◆ Exercise requirements: Render the material again word for word, skipping the pictures in it.

** Start Available records **

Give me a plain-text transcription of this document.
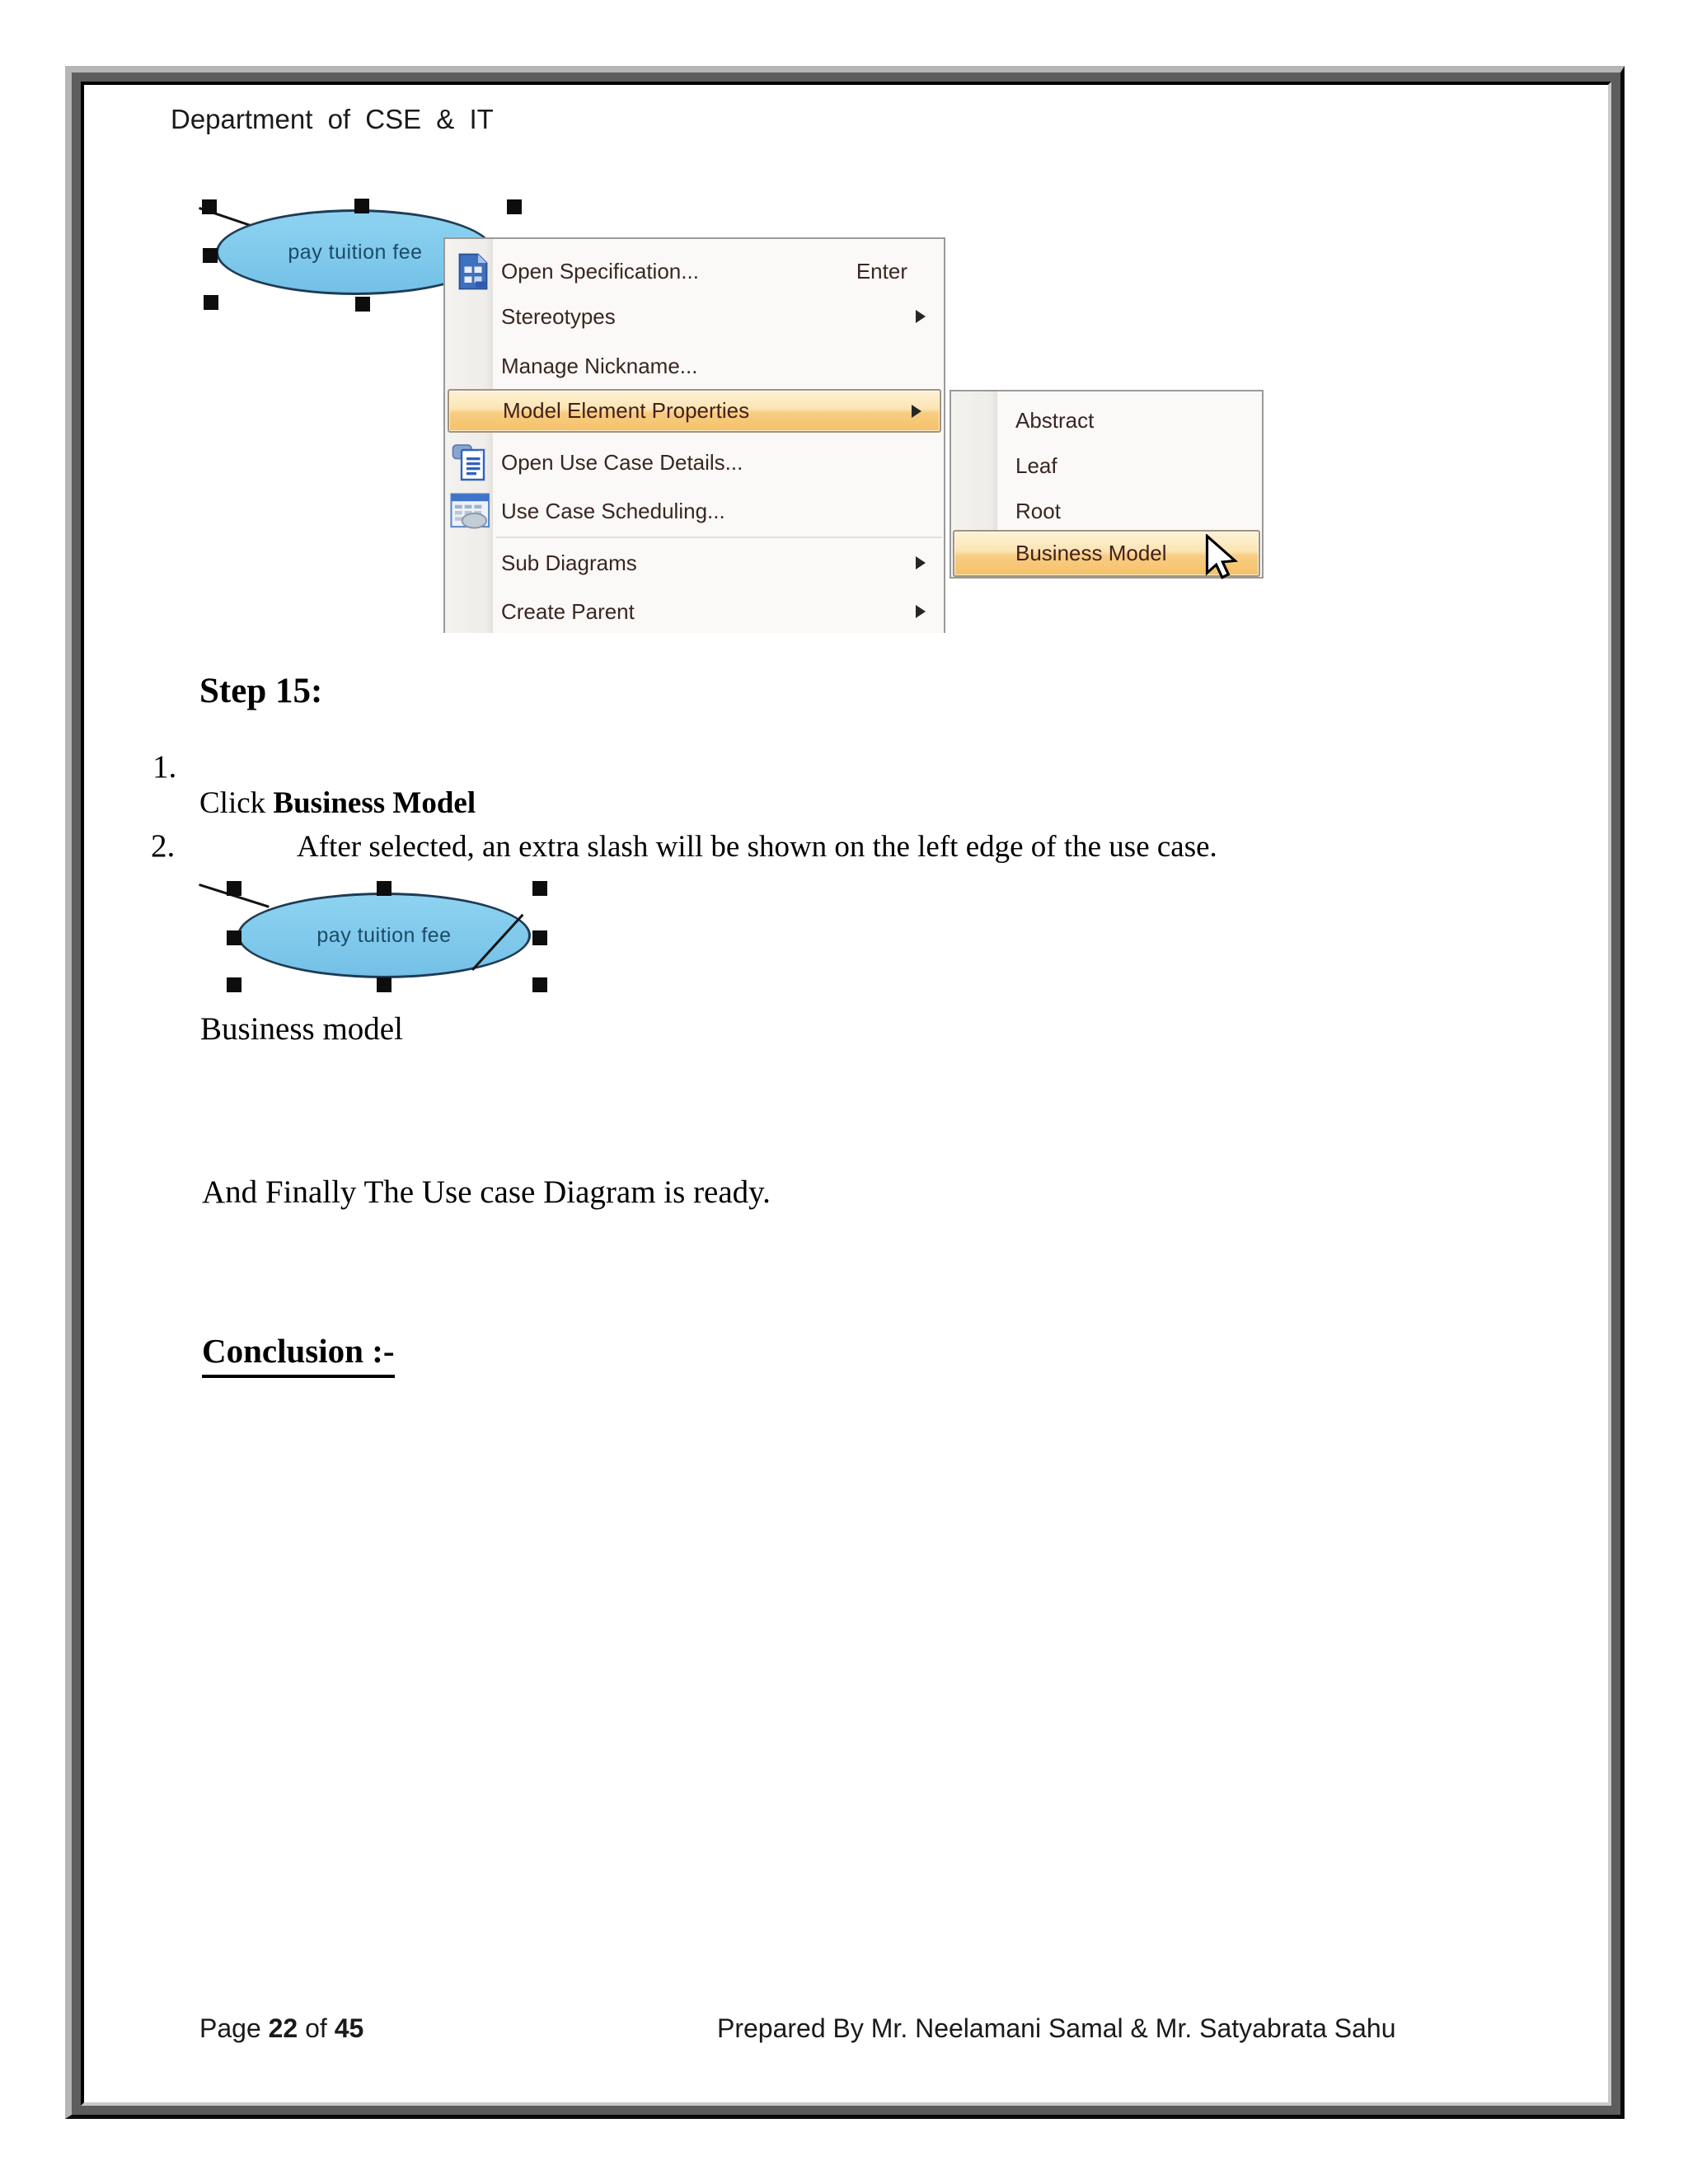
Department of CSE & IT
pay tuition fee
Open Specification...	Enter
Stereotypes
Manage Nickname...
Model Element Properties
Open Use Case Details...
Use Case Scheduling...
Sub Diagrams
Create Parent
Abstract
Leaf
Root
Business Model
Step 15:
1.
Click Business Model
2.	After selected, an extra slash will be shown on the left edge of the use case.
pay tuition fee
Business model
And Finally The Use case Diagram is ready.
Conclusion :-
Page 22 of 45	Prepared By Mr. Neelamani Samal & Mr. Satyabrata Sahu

** End Available records **

◆ Written response:
Give me a plain-text transcription of this document.
Department of CSE & IT
pay tuition fee
Open Specification...	Enter
Stereotypes
Manage Nickname...
Model Element Properties
Open Use Case Details...
Use Case Scheduling...
Sub Diagrams
Create Parent
Abstract
Leaf
Root
Business Model
Step 15:
1.
Click Business Model
2.	After selected, an extra slash will be shown on the left edge of the use case.
pay tuition fee
Business model
And Finally The Use case Diagram is ready.
Conclusion :-
Page 22 of 45	Prepared By Mr. Neelamani Samal & Mr. Satyabrata Sahu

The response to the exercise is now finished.